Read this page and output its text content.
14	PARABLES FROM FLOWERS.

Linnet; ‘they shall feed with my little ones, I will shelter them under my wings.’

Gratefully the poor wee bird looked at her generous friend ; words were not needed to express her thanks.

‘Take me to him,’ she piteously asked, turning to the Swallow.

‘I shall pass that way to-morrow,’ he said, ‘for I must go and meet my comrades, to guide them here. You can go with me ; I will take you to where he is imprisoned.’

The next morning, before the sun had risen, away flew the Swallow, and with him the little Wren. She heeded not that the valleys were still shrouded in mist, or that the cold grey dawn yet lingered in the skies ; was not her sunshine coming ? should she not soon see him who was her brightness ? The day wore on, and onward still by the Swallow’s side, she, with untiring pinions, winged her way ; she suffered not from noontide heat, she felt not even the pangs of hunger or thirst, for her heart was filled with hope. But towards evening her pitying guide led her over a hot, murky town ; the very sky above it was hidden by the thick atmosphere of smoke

= Your objective =
Repeat every entry exactly as written above.

= In response =
Read this page and output its text content.
14	PARABLES FROM FLOWERS.

Linnet; ‘they shall feed with my little ones, I will shelter them under my wings.’

Gratefully the poor wee bird looked at her generous friend ; words were not needed to express her thanks.

‘Take me to him,’ she piteously asked, turning to the Swallow.

‘I shall pass that way to-morrow,’ he said, ‘for I must go and meet my comrades, to guide them here. You can go with me ; I will take you to where he is imprisoned.’

The next morning, before the sun had risen, away flew the Swallow, and with him the little Wren. She heeded not that the valleys were still shrouded in mist, or that the cold grey dawn yet lingered in the skies ; was not her sunshine coming ? should she not soon see him who was her brightness ? The day wore on, and onward still by the Swallow’s side, she, with untiring pinions, winged her way ; she suffered not from noontide heat, she felt not even the pangs of hunger or thirst, for her heart was filled with hope. But towards evening her pitying guide led her over a hot, murky town ; the very sky above it was hidden by the thick atmosphere of smoke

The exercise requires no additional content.